>> Start MATERIAL TO PROCESS

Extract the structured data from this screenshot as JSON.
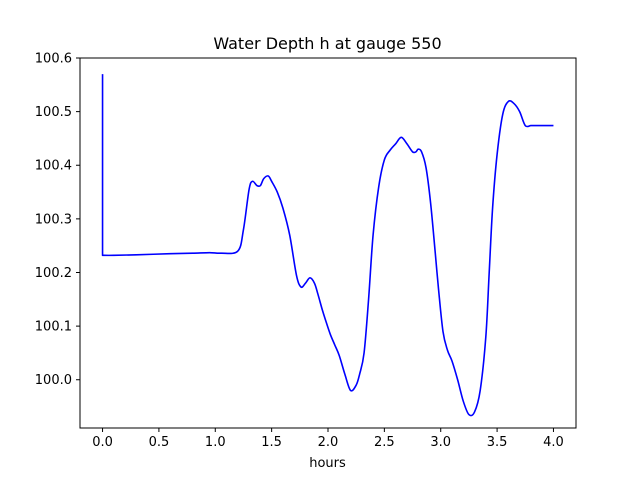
{
  "chart_data": {
    "type": "line",
    "title": "Water Depth h at gauge 550",
    "xlabel": "hours",
    "ylabel": "",
    "xlim": [
      -0.2,
      4.2
    ],
    "ylim": [
      99.91,
      100.6
    ],
    "x_ticks": [
      0.0,
      0.5,
      1.0,
      1.5,
      2.0,
      2.5,
      3.0,
      3.5,
      4.0
    ],
    "x_tick_labels": [
      "0.0",
      "0.5",
      "1.0",
      "1.5",
      "2.0",
      "2.5",
      "3.0",
      "3.5",
      "4.0"
    ],
    "y_ticks": [
      100.0,
      100.1,
      100.2,
      100.3,
      100.4,
      100.5,
      100.6
    ],
    "y_tick_labels": [
      "100.0",
      "100.1",
      "100.2",
      "100.3",
      "100.4",
      "100.5",
      "100.6"
    ],
    "grid": false,
    "colors": {
      "line": "#0000ff",
      "axes": "#000000",
      "background": "#ffffff"
    },
    "series": [
      {
        "color": "#0000ff",
        "x": [
          0.0,
          0.0,
          0.0,
          0.1,
          0.3,
          0.6,
          0.8,
          0.95,
          1.05,
          1.2,
          1.25,
          1.3,
          1.33,
          1.37,
          1.4,
          1.43,
          1.47,
          1.5,
          1.55,
          1.6,
          1.66,
          1.72,
          1.76,
          1.8,
          1.84,
          1.88,
          1.91,
          1.95,
          1.98,
          2.02,
          2.06,
          2.1,
          2.15,
          2.2,
          2.25,
          2.28,
          2.32,
          2.36,
          2.4,
          2.45,
          2.5,
          2.55,
          2.6,
          2.65,
          2.7,
          2.75,
          2.78,
          2.8,
          2.83,
          2.87,
          2.91,
          2.95,
          2.98,
          3.02,
          3.06,
          3.1,
          3.15,
          3.2,
          3.25,
          3.3,
          3.35,
          3.4,
          3.43,
          3.46,
          3.5,
          3.55,
          3.6,
          3.65,
          3.7,
          3.75,
          3.8,
          3.85,
          3.88,
          3.92,
          3.96,
          4.0
        ],
        "y": [
          100.57,
          100.232,
          100.232,
          100.232,
          100.233,
          100.235,
          100.236,
          100.237,
          100.236,
          100.24,
          100.28,
          100.355,
          100.37,
          100.362,
          100.362,
          100.375,
          100.38,
          100.37,
          100.35,
          100.32,
          100.27,
          100.195,
          100.173,
          100.18,
          100.19,
          100.18,
          100.16,
          100.13,
          100.11,
          100.085,
          100.065,
          100.045,
          100.01,
          99.98,
          99.99,
          100.01,
          100.05,
          100.15,
          100.27,
          100.36,
          100.41,
          100.428,
          100.44,
          100.452,
          100.44,
          100.425,
          100.425,
          100.43,
          100.425,
          100.395,
          100.33,
          100.24,
          100.17,
          100.09,
          100.055,
          100.035,
          100.0,
          99.96,
          99.935,
          99.94,
          99.98,
          100.08,
          100.2,
          100.32,
          100.42,
          100.495,
          100.519,
          100.515,
          100.5,
          100.474,
          100.474,
          100.474,
          100.474,
          100.474,
          100.474,
          100.474
        ]
      }
    ]
  }
}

>> End MATERIAL TO PROCESS

TASK DESCRIPTION:
Reproduce each line exactly as it appears, omitting the pictures.

CORRECT RESPONSE:
Extract the structured data from this screenshot as JSON.
{
  "chart_data": {
    "type": "line",
    "title": "Water Depth h at gauge 550",
    "xlabel": "hours",
    "ylabel": "",
    "xlim": [
      -0.2,
      4.2
    ],
    "ylim": [
      99.91,
      100.6
    ],
    "x_ticks": [
      0.0,
      0.5,
      1.0,
      1.5,
      2.0,
      2.5,
      3.0,
      3.5,
      4.0
    ],
    "x_tick_labels": [
      "0.0",
      "0.5",
      "1.0",
      "1.5",
      "2.0",
      "2.5",
      "3.0",
      "3.5",
      "4.0"
    ],
    "y_ticks": [
      100.0,
      100.1,
      100.2,
      100.3,
      100.4,
      100.5,
      100.6
    ],
    "y_tick_labels": [
      "100.0",
      "100.1",
      "100.2",
      "100.3",
      "100.4",
      "100.5",
      "100.6"
    ],
    "grid": false,
    "colors": {
      "line": "#0000ff",
      "axes": "#000000",
      "background": "#ffffff"
    },
    "series": [
      {
        "color": "#0000ff",
        "x": [
          0.0,
          0.0,
          0.0,
          0.1,
          0.3,
          0.6,
          0.8,
          0.95,
          1.05,
          1.2,
          1.25,
          1.3,
          1.33,
          1.37,
          1.4,
          1.43,
          1.47,
          1.5,
          1.55,
          1.6,
          1.66,
          1.72,
          1.76,
          1.8,
          1.84,
          1.88,
          1.91,
          1.95,
          1.98,
          2.02,
          2.06,
          2.1,
          2.15,
          2.2,
          2.25,
          2.28,
          2.32,
          2.36,
          2.4,
          2.45,
          2.5,
          2.55,
          2.6,
          2.65,
          2.7,
          2.75,
          2.78,
          2.8,
          2.83,
          2.87,
          2.91,
          2.95,
          2.98,
          3.02,
          3.06,
          3.1,
          3.15,
          3.2,
          3.25,
          3.3,
          3.35,
          3.4,
          3.43,
          3.46,
          3.5,
          3.55,
          3.6,
          3.65,
          3.7,
          3.75,
          3.8,
          3.85,
          3.88,
          3.92,
          3.96,
          4.0
        ],
        "y": [
          100.57,
          100.232,
          100.232,
          100.232,
          100.233,
          100.235,
          100.236,
          100.237,
          100.236,
          100.24,
          100.28,
          100.355,
          100.37,
          100.362,
          100.362,
          100.375,
          100.38,
          100.37,
          100.35,
          100.32,
          100.27,
          100.195,
          100.173,
          100.18,
          100.19,
          100.18,
          100.16,
          100.13,
          100.11,
          100.085,
          100.065,
          100.045,
          100.01,
          99.98,
          99.99,
          100.01,
          100.05,
          100.15,
          100.27,
          100.36,
          100.41,
          100.428,
          100.44,
          100.452,
          100.44,
          100.425,
          100.425,
          100.43,
          100.425,
          100.395,
          100.33,
          100.24,
          100.17,
          100.09,
          100.055,
          100.035,
          100.0,
          99.96,
          99.935,
          99.94,
          99.98,
          100.08,
          100.2,
          100.32,
          100.42,
          100.495,
          100.519,
          100.515,
          100.5,
          100.474,
          100.474,
          100.474,
          100.474,
          100.474,
          100.474,
          100.474
        ]
      }
    ]
  }
}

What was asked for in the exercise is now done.